## START Input

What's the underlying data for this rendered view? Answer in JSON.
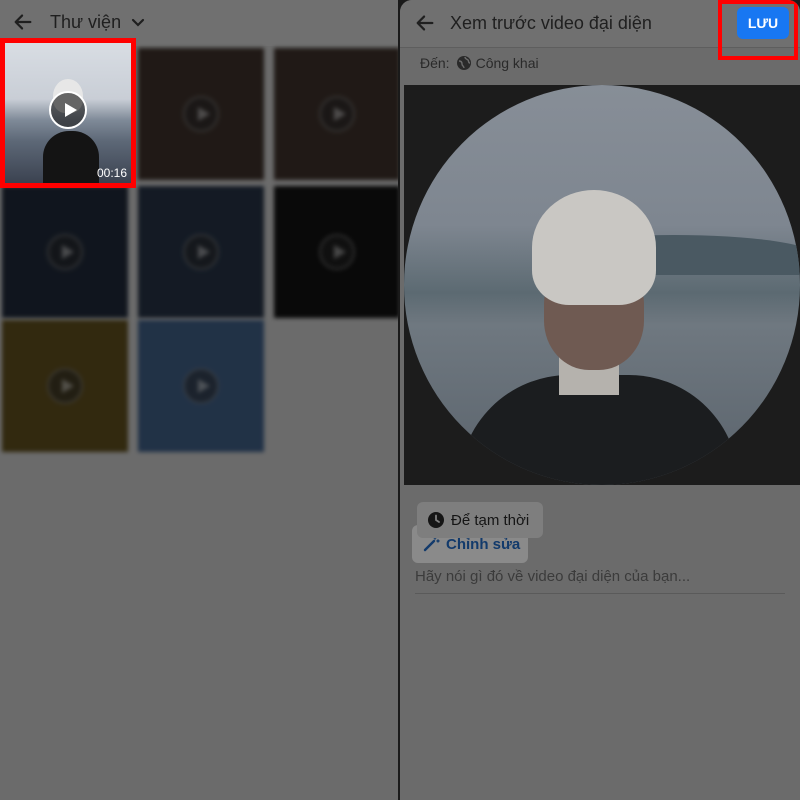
{
  "library": {
    "title": "Thư viện",
    "selected_duration": "00:16"
  },
  "preview": {
    "title": "Xem trước video đại diện",
    "save_label": "LƯU",
    "audience_label": "Đến:",
    "audience_value": "Công khai",
    "edit_label": "Chỉnh sửa",
    "temporary_label": "Để tạm thời",
    "caption_placeholder": "Hãy nói gì đó về video đại diện của bạn..."
  },
  "colors": {
    "accent": "#1877f2",
    "highlight": "#ff0000"
  },
  "icons": {
    "back": "arrow-left-icon",
    "chevron": "chevron-down-icon",
    "play": "play-icon",
    "globe": "globe-icon",
    "wand": "magic-wand-icon",
    "clock": "clock-icon"
  }
}
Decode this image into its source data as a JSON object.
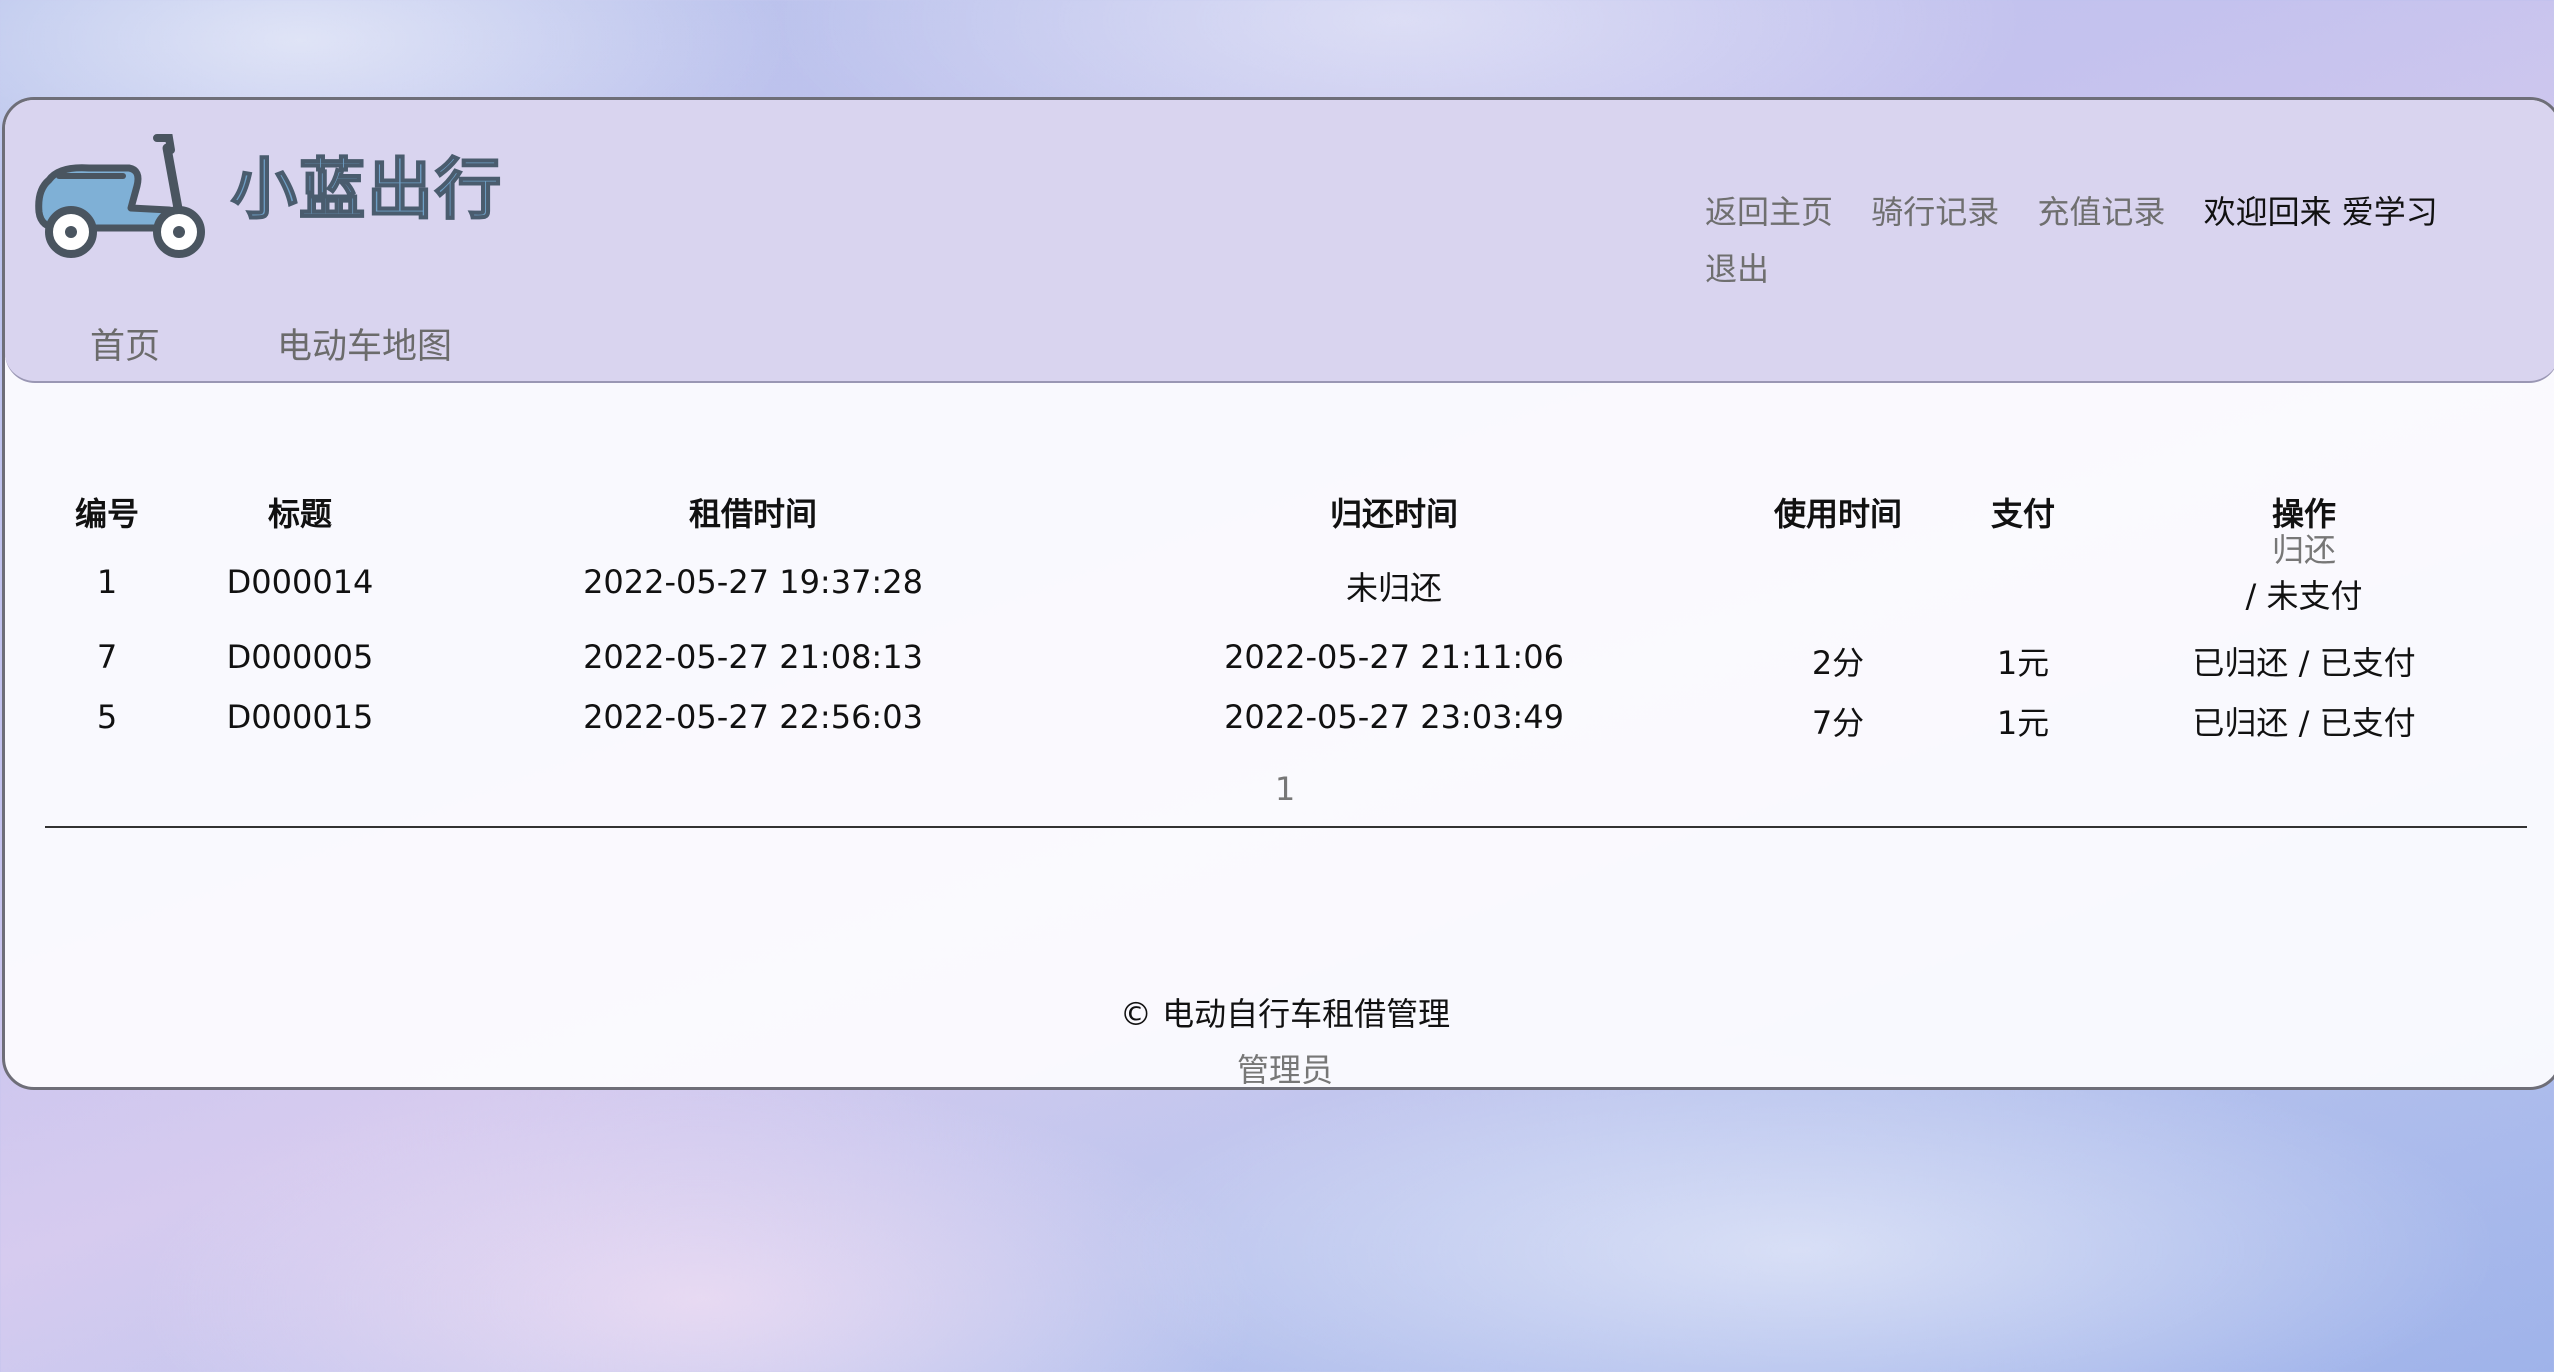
{
  "brand": {
    "name": "小蓝出行",
    "logo_icon": "scooter-icon"
  },
  "topnav": {
    "home": "返回主页",
    "ride_records": "骑行记录",
    "recharge_records": "充值记录",
    "welcome": "欢迎回来 爱学习",
    "logout": "退出"
  },
  "mainnav": {
    "home": "首页",
    "map": "电动车地图"
  },
  "table": {
    "headers": [
      "编号",
      "标题",
      "租借时间",
      "归还时间",
      "使用时间",
      "支付",
      "操作"
    ],
    "rows": [
      {
        "id": "1",
        "title": "D000014",
        "rent_time": "2022-05-27 19:37:28",
        "return_time": "未归还",
        "duration": "",
        "payment": "",
        "op_action": "归还",
        "op_sep": "/",
        "op_pay": "未支付"
      },
      {
        "id": "7",
        "title": "D000005",
        "rent_time": "2022-05-27 21:08:13",
        "return_time": "2022-05-27 21:11:06",
        "duration": "2分",
        "payment": "1元",
        "op_action": "已归还",
        "op_sep": "/",
        "op_pay": "已支付"
      },
      {
        "id": "5",
        "title": "D000015",
        "rent_time": "2022-05-27 22:56:03",
        "return_time": "2022-05-27 23:03:49",
        "duration": "7分",
        "payment": "1元",
        "op_action": "已归还",
        "op_sep": "/",
        "op_pay": "已支付"
      }
    ]
  },
  "pagination": {
    "page": "1"
  },
  "footer": {
    "copyright": "© 电动自行车租借管理",
    "admin": "管理员"
  },
  "colors": {
    "brand": "#6e9fc6",
    "header_bg": "#d6d0ee",
    "link": "#6f6f6f"
  }
}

## END Input

■ Exercise requirements ■
Look through the entries above and list every line containing "title".

■ Response to this task ■
    "title": "Thư viện",
    "title": "Xem trước video đại diện",
        "title": "D000014",
        "title": "D000005",
        "title": "D000015",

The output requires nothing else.